PROBLEM REQUIREMENTS: A complete, exact retyping of the data below is required.
===== RECORDED INFORMATION
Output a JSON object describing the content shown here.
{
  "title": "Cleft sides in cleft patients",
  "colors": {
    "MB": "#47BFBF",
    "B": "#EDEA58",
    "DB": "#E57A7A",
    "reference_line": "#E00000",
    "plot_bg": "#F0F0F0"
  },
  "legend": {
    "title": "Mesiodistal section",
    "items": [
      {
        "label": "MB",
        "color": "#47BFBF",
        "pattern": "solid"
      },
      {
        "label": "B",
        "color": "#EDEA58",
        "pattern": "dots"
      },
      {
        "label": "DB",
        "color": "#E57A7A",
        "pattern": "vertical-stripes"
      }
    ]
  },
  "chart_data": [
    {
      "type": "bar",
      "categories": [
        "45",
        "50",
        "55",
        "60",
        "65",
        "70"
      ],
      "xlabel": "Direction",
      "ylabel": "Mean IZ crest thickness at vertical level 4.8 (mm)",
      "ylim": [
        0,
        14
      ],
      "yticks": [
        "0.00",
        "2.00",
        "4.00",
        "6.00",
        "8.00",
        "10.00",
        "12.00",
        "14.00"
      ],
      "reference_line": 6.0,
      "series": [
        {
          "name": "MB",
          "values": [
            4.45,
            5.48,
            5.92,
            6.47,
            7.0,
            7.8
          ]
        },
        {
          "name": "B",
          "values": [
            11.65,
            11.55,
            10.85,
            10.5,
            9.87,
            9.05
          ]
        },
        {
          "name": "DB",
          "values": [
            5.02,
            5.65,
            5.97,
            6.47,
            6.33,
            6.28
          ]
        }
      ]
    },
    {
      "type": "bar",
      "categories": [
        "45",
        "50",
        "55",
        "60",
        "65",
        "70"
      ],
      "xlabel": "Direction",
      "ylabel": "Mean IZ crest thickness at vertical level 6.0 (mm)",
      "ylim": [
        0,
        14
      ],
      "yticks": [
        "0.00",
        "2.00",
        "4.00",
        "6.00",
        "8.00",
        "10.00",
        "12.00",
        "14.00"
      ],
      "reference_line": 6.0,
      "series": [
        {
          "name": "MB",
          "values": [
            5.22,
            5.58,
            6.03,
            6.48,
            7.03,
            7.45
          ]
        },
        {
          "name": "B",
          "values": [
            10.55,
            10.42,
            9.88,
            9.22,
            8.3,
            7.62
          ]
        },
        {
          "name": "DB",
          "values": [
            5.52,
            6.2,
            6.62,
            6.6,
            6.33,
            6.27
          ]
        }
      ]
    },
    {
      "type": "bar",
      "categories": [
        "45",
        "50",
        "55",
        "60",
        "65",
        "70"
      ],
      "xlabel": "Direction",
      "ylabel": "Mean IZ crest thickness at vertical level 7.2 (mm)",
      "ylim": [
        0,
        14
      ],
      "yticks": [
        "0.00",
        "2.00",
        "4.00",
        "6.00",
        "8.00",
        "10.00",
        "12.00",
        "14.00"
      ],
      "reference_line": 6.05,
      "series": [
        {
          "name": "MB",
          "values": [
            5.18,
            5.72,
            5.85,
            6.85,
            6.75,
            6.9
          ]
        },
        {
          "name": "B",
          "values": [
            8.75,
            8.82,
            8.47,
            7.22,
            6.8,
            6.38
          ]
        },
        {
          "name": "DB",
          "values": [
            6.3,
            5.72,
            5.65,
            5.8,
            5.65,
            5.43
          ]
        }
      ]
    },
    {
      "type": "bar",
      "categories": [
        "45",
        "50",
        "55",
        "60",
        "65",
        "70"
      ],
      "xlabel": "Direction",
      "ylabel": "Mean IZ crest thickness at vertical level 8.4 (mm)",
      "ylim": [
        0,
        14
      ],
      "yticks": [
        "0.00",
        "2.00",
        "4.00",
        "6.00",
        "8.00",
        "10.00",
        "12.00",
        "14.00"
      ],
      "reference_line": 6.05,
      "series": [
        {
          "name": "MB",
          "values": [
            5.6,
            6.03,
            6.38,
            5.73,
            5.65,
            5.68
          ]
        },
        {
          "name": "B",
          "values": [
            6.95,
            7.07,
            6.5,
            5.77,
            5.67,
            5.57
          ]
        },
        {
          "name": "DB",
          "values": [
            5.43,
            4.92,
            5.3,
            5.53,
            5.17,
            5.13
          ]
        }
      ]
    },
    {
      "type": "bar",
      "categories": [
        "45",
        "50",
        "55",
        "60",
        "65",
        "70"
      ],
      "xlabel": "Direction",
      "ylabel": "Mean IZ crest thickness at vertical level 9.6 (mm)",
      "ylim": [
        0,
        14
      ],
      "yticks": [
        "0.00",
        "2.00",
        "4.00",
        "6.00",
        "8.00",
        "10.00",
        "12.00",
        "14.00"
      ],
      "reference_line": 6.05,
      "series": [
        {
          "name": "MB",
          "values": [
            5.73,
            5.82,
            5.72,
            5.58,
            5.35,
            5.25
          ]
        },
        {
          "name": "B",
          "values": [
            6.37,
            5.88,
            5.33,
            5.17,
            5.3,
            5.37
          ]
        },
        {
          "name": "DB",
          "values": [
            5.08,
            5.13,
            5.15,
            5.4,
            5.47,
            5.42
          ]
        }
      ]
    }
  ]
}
==========
ANSWER SECTION:
Output a JSON object describing the content shown here.
{
  "title": "Cleft sides in cleft patients",
  "colors": {
    "MB": "#47BFBF",
    "B": "#EDEA58",
    "DB": "#E57A7A",
    "reference_line": "#E00000",
    "plot_bg": "#F0F0F0"
  },
  "legend": {
    "title": "Mesiodistal section",
    "items": [
      {
        "label": "MB",
        "color": "#47BFBF",
        "pattern": "solid"
      },
      {
        "label": "B",
        "color": "#EDEA58",
        "pattern": "dots"
      },
      {
        "label": "DB",
        "color": "#E57A7A",
        "pattern": "vertical-stripes"
      }
    ]
  },
  "chart_data": [
    {
      "type": "bar",
      "categories": [
        "45",
        "50",
        "55",
        "60",
        "65",
        "70"
      ],
      "xlabel": "Direction",
      "ylabel": "Mean IZ crest thickness at vertical level 4.8 (mm)",
      "ylim": [
        0,
        14
      ],
      "yticks": [
        "0.00",
        "2.00",
        "4.00",
        "6.00",
        "8.00",
        "10.00",
        "12.00",
        "14.00"
      ],
      "reference_line": 6.0,
      "series": [
        {
          "name": "MB",
          "values": [
            4.45,
            5.48,
            5.92,
            6.47,
            7.0,
            7.8
          ]
        },
        {
          "name": "B",
          "values": [
            11.65,
            11.55,
            10.85,
            10.5,
            9.87,
            9.05
          ]
        },
        {
          "name": "DB",
          "values": [
            5.02,
            5.65,
            5.97,
            6.47,
            6.33,
            6.28
          ]
        }
      ]
    },
    {
      "type": "bar",
      "categories": [
        "45",
        "50",
        "55",
        "60",
        "65",
        "70"
      ],
      "xlabel": "Direction",
      "ylabel": "Mean IZ crest thickness at vertical level 6.0 (mm)",
      "ylim": [
        0,
        14
      ],
      "yticks": [
        "0.00",
        "2.00",
        "4.00",
        "6.00",
        "8.00",
        "10.00",
        "12.00",
        "14.00"
      ],
      "reference_line": 6.0,
      "series": [
        {
          "name": "MB",
          "values": [
            5.22,
            5.58,
            6.03,
            6.48,
            7.03,
            7.45
          ]
        },
        {
          "name": "B",
          "values": [
            10.55,
            10.42,
            9.88,
            9.22,
            8.3,
            7.62
          ]
        },
        {
          "name": "DB",
          "values": [
            5.52,
            6.2,
            6.62,
            6.6,
            6.33,
            6.27
          ]
        }
      ]
    },
    {
      "type": "bar",
      "categories": [
        "45",
        "50",
        "55",
        "60",
        "65",
        "70"
      ],
      "xlabel": "Direction",
      "ylabel": "Mean IZ crest thickness at vertical level 7.2 (mm)",
      "ylim": [
        0,
        14
      ],
      "yticks": [
        "0.00",
        "2.00",
        "4.00",
        "6.00",
        "8.00",
        "10.00",
        "12.00",
        "14.00"
      ],
      "reference_line": 6.05,
      "series": [
        {
          "name": "MB",
          "values": [
            5.18,
            5.72,
            5.85,
            6.85,
            6.75,
            6.9
          ]
        },
        {
          "name": "B",
          "values": [
            8.75,
            8.82,
            8.47,
            7.22,
            6.8,
            6.38
          ]
        },
        {
          "name": "DB",
          "values": [
            6.3,
            5.72,
            5.65,
            5.8,
            5.65,
            5.43
          ]
        }
      ]
    },
    {
      "type": "bar",
      "categories": [
        "45",
        "50",
        "55",
        "60",
        "65",
        "70"
      ],
      "xlabel": "Direction",
      "ylabel": "Mean IZ crest thickness at vertical level 8.4 (mm)",
      "ylim": [
        0,
        14
      ],
      "yticks": [
        "0.00",
        "2.00",
        "4.00",
        "6.00",
        "8.00",
        "10.00",
        "12.00",
        "14.00"
      ],
      "reference_line": 6.05,
      "series": [
        {
          "name": "MB",
          "values": [
            5.6,
            6.03,
            6.38,
            5.73,
            5.65,
            5.68
          ]
        },
        {
          "name": "B",
          "values": [
            6.95,
            7.07,
            6.5,
            5.77,
            5.67,
            5.57
          ]
        },
        {
          "name": "DB",
          "values": [
            5.43,
            4.92,
            5.3,
            5.53,
            5.17,
            5.13
          ]
        }
      ]
    },
    {
      "type": "bar",
      "categories": [
        "45",
        "50",
        "55",
        "60",
        "65",
        "70"
      ],
      "xlabel": "Direction",
      "ylabel": "Mean IZ crest thickness at vertical level 9.6 (mm)",
      "ylim": [
        0,
        14
      ],
      "yticks": [
        "0.00",
        "2.00",
        "4.00",
        "6.00",
        "8.00",
        "10.00",
        "12.00",
        "14.00"
      ],
      "reference_line": 6.05,
      "series": [
        {
          "name": "MB",
          "values": [
            5.73,
            5.82,
            5.72,
            5.58,
            5.35,
            5.25
          ]
        },
        {
          "name": "B",
          "values": [
            6.37,
            5.88,
            5.33,
            5.17,
            5.3,
            5.37
          ]
        },
        {
          "name": "DB",
          "values": [
            5.08,
            5.13,
            5.15,
            5.4,
            5.47,
            5.42
          ]
        }
      ]
    }
  ]
}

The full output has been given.